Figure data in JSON
^^^^^^^^^^^^^^^^
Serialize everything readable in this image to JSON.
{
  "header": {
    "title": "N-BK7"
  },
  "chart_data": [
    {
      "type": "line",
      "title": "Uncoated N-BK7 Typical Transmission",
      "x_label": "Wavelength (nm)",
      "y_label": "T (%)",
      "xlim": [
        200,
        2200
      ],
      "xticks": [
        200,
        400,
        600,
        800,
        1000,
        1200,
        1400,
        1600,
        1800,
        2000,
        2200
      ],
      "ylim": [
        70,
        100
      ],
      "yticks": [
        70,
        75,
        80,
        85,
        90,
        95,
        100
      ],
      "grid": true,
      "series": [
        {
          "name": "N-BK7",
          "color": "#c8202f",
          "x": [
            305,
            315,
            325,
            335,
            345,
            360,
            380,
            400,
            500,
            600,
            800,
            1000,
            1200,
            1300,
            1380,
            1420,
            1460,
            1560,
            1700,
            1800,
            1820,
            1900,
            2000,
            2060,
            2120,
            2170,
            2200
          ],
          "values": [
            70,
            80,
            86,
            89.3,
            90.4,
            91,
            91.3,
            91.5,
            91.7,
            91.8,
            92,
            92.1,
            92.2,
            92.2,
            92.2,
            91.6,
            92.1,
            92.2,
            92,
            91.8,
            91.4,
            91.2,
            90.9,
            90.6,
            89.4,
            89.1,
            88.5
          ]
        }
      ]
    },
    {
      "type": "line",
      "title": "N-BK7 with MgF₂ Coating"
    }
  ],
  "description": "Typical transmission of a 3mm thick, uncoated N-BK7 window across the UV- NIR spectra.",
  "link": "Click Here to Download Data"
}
^^^^^^^^^^^^^^^^
Report how many lines of the listing hold the string "Typical", giving only the number.

2